— begin RECORDS FOR THE TASK —
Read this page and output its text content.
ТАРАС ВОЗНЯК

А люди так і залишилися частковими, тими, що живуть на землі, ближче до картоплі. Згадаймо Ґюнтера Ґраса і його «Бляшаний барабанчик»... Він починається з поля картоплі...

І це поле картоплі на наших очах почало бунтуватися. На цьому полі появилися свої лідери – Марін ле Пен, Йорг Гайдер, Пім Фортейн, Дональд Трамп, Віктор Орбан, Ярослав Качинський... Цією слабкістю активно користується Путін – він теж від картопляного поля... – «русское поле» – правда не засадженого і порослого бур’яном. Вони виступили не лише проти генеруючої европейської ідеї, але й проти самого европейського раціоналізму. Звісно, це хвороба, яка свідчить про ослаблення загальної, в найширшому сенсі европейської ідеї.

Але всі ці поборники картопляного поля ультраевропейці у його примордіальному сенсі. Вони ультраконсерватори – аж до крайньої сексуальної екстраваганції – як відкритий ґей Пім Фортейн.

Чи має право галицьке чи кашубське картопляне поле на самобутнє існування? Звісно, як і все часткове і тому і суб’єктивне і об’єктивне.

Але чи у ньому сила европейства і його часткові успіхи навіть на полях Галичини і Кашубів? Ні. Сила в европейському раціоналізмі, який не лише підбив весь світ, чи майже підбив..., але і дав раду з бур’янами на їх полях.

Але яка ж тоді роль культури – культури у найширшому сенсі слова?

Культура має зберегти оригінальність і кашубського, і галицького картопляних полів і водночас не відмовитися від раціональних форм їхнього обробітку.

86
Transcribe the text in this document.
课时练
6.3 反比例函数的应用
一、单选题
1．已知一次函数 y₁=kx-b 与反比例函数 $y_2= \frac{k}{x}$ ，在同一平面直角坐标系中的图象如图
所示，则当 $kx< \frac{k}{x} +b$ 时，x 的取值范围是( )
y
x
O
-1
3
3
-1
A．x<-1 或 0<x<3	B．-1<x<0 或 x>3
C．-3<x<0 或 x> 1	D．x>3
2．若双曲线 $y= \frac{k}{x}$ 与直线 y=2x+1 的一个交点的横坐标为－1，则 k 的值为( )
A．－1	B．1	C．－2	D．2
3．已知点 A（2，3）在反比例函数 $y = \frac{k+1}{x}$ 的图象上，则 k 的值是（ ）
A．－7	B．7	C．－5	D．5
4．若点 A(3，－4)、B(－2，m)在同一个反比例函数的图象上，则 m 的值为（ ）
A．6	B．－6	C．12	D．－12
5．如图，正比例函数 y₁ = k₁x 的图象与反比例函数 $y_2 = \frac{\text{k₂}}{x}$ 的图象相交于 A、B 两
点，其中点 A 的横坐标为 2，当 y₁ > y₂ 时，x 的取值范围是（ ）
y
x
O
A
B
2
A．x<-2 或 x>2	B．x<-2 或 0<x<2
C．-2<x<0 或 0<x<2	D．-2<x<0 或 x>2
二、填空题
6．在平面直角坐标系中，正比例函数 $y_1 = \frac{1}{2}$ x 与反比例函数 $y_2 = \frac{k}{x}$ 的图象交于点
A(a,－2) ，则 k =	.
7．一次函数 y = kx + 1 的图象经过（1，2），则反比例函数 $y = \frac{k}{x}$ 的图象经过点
— end RECORDS FOR THE TASK —
• **PROBLEM**: Nothing should be changed: write out all of the data as is.

• **THE RESULT**:
Read this page and output its text content.
ТАРАС ВОЗНЯК

А люди так і залишилися частковими, тими, що живуть на землі, ближче до картоплі. Згадаймо Ґюнтера Ґраса і його «Бляшаний барабанчик»... Він починається з поля картоплі...

І це поле картоплі на наших очах почало бунтуватися. На цьому полі появилися свої лідери – Марін ле Пен, Йорг Гайдер, Пім Фортейн, Дональд Трамп, Віктор Орбан, Ярослав Качинський... Цією слабкістю активно користується Путін – він теж від картопляного поля... – «русское поле» – правда не засадженого і порослого бур’яном. Вони виступили не лише проти генеруючої европейської ідеї, але й проти самого европейського раціоналізму. Звісно, це хвороба, яка свідчить про ослаблення загальної, в найширшому сенсі европейської ідеї.

Але всі ці поборники картопляного поля ультраевропейці у його примордіальному сенсі. Вони ультраконсерватори – аж до крайньої сексуальної екстраваганції – як відкритий ґей Пім Фортейн.

Чи має право галицьке чи кашубське картопляне поле на самобутнє існування? Звісно, як і все часткове і тому і суб’єктивне і об’єктивне.

Але чи у ньому сила европейства і його часткові успіхи навіть на полях Галичини і Кашубів? Ні. Сила в европейському раціоналізмі, який не лише підбив весь світ, чи майже підбив..., але і дав раду з бур’янами на їх полях.

Але яка ж тоді роль культури – культури у найширшому сенсі слова?

Культура має зберегти оригінальність і кашубського, і галицького картопляних полів і водночас не відмовитися від раціональних форм їхнього обробітку.

86
Transcribe the text in this document.
课时练
6.3 反比例函数的应用
一、单选题
1．已知一次函数 y₁=kx-b 与反比例函数 $y_2= \frac{k}{x}$ ，在同一平面直角坐标系中的图象如图
所示，则当 $kx< \frac{k}{x} +b$ 时，x 的取值范围是( )
y
x
O
-1
3
3
-1
A．x<-1 或 0<x<3	B．-1<x<0 或 x>3
C．-3<x<0 或 x> 1	D．x>3
2．若双曲线 $y= \frac{k}{x}$ 与直线 y=2x+1 的一个交点的横坐标为－1，则 k 的值为( )
A．－1	B．1	C．－2	D．2
3．已知点 A（2，3）在反比例函数 $y = \frac{k+1}{x}$ 的图象上，则 k 的值是（ ）
A．－7	B．7	C．－5	D．5
4．若点 A(3，－4)、B(－2，m)在同一个反比例函数的图象上，则 m 的值为（ ）
A．6	B．－6	C．12	D．－12
5．如图，正比例函数 y₁ = k₁x 的图象与反比例函数 $y_2 = \frac{\text{k₂}}{x}$ 的图象相交于 A、B 两
点，其中点 A 的横坐标为 2，当 y₁ > y₂ 时，x 的取值范围是（ ）
y
x
O
A
B
2
A．x<-2 或 x>2	B．x<-2 或 0<x<2
C．-2<x<0 或 0<x<2	D．-2<x<0 或 x>2
二、填空题
6．在平面直角坐标系中，正比例函数 $y_1 = \frac{1}{2}$ x 与反比例函数 $y_2 = \frac{k}{x}$ 的图象交于点
A(a,－2) ，则 k =	.
7．一次函数 y = kx + 1 的图象经过（1，2），则反比例函数 $y = \frac{k}{x}$ 的图象经过点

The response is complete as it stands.